- _What is required_:
Hunt for the word "beliefs" across the entries below, copying each line that holds it.

[Saved entries]

*****

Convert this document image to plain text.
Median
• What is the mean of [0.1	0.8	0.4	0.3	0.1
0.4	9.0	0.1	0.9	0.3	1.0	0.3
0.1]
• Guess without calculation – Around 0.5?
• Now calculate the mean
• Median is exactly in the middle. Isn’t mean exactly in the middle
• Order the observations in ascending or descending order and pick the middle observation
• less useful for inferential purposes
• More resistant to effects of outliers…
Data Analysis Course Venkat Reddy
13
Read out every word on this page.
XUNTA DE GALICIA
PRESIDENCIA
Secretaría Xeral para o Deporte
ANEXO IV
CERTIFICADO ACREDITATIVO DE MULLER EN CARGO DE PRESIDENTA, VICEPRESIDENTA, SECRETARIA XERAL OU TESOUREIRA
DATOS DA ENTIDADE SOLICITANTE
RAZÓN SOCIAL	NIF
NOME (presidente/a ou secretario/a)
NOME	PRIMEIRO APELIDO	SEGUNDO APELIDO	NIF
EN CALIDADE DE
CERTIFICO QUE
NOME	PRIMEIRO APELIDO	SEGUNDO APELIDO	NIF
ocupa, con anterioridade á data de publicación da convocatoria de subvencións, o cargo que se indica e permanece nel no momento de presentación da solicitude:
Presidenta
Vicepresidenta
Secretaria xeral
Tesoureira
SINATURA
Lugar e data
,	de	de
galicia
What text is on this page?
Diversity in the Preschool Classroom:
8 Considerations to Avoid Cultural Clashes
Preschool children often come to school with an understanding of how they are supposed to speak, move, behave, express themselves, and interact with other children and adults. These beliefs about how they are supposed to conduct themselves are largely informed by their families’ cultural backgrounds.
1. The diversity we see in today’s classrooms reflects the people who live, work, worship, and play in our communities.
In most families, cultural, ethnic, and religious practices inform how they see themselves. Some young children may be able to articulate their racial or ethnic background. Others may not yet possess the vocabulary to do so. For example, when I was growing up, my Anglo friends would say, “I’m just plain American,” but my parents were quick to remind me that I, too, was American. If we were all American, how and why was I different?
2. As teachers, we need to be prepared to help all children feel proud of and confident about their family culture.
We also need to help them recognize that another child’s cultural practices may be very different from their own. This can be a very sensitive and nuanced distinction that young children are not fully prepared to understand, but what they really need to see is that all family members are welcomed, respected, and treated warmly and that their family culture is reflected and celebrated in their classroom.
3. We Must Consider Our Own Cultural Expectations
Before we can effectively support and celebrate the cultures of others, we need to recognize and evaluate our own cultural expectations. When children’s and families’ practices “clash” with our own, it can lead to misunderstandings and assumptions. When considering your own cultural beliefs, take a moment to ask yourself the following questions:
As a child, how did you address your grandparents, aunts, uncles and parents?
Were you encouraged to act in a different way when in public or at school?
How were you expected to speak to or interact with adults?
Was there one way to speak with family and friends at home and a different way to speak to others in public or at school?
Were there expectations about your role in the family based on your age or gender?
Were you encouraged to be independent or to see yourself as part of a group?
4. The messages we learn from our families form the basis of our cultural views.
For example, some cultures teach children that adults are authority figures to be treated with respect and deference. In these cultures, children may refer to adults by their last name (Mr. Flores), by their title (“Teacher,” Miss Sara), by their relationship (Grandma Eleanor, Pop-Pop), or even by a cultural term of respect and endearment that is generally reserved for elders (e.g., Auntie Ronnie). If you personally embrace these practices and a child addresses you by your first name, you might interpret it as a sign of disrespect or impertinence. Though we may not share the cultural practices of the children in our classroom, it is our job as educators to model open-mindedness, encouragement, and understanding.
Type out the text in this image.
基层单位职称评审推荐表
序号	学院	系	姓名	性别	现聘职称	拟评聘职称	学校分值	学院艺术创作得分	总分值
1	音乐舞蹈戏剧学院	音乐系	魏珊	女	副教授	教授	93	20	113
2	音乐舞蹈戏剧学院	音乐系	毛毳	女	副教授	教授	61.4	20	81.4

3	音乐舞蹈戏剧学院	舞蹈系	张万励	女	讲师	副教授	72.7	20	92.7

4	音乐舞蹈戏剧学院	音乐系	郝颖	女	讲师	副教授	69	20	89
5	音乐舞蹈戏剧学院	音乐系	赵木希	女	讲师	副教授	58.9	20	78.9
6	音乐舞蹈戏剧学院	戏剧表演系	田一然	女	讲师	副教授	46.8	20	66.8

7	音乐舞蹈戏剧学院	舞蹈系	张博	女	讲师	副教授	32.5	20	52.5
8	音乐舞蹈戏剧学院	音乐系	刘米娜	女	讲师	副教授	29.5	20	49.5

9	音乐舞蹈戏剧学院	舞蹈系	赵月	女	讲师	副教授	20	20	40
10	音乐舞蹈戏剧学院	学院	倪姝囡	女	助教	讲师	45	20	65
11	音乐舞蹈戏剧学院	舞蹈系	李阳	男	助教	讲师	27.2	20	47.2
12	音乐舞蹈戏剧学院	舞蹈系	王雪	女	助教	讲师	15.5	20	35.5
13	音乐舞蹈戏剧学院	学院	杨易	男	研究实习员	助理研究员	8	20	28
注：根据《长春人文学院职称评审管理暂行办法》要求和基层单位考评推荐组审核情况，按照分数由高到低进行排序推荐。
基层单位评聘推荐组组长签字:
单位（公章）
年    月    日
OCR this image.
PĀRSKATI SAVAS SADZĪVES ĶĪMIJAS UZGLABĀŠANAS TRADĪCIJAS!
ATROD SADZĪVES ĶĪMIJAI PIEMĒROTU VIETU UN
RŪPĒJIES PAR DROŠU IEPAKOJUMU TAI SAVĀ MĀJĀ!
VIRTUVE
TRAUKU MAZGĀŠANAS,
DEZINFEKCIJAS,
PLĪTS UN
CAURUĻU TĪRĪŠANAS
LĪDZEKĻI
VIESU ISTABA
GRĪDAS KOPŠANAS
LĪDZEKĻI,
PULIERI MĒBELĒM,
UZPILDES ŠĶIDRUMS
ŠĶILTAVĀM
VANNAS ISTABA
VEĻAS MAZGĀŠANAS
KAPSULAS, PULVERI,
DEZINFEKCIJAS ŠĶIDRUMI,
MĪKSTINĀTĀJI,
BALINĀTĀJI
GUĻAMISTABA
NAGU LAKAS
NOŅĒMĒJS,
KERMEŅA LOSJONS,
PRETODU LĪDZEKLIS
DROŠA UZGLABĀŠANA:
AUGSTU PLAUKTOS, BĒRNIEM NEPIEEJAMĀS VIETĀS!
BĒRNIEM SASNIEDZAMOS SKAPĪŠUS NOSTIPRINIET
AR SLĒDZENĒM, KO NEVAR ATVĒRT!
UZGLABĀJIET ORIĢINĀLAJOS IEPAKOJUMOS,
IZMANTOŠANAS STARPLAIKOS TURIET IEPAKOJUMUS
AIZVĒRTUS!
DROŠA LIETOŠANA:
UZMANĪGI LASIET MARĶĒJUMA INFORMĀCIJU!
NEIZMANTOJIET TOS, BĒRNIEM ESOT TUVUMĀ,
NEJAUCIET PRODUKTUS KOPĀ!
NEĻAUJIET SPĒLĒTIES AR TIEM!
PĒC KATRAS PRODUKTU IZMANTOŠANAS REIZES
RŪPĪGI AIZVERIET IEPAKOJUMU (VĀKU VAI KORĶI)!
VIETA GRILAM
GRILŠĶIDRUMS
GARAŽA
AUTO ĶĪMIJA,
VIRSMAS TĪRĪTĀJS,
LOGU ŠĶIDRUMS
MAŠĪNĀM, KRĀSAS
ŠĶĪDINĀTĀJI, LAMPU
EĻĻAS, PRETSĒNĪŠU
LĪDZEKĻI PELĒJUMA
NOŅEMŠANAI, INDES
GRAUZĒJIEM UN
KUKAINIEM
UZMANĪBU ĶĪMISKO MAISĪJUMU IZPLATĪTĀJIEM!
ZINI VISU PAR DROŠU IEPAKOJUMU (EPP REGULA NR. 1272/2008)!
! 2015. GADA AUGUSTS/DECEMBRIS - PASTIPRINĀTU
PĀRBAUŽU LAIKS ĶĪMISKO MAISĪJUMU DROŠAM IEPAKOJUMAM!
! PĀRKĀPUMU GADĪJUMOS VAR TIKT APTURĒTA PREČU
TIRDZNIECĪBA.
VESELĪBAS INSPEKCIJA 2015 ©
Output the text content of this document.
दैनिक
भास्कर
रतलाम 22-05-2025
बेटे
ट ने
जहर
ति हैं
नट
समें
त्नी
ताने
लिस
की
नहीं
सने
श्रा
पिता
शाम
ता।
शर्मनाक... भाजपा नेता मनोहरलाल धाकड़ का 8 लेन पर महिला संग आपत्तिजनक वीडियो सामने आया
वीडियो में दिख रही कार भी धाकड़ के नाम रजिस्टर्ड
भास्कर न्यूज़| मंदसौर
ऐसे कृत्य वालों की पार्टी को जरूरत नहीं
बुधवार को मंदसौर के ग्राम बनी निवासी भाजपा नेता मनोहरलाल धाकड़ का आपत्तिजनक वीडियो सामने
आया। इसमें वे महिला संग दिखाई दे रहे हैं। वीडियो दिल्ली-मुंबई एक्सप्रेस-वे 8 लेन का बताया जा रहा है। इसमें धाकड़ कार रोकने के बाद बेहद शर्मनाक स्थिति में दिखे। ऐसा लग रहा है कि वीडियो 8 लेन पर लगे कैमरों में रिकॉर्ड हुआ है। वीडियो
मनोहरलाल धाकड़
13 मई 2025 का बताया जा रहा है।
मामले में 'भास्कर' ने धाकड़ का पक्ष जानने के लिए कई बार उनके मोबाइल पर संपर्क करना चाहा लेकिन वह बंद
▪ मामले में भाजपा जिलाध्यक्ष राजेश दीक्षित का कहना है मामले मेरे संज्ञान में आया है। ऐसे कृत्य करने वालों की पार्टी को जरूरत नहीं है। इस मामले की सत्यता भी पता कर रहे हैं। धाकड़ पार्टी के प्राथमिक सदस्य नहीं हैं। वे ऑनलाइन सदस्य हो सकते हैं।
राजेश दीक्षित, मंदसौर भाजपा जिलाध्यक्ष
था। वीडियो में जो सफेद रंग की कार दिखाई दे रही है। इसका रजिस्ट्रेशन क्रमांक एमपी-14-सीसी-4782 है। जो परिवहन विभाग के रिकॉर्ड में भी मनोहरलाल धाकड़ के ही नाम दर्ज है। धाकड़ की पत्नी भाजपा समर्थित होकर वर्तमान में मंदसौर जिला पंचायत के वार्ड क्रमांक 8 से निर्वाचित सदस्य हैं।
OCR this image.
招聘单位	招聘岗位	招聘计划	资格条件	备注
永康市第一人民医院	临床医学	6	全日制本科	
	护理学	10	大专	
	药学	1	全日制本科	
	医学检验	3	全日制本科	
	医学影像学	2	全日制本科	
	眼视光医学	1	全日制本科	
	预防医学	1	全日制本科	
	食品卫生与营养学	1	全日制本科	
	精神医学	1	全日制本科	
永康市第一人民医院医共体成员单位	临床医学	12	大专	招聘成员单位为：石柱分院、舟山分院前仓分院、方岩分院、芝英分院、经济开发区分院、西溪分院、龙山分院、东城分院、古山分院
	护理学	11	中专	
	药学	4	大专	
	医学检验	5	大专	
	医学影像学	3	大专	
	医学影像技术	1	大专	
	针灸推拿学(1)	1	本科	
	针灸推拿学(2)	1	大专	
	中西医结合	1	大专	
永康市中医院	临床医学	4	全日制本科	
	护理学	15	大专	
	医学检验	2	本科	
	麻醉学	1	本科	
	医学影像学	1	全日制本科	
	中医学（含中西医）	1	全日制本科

*****

- _Expected answer_:
Preschool children often come to school with an understanding of how they are supposed to speak, move, behave, express themselves, and interact with other children and adults. These beliefs about how they are supposed to conduct themselves are largely informed by their families’ cultural backgrounds.
Before we can effectively support and celebrate the cultures of others, we need to recognize and evaluate our own cultural expectations. When children’s and families’ practices “clash” with our own, it can lead to misunderstandings and assumptions. When considering your own cultural beliefs, take a moment to ask yourself the following questions:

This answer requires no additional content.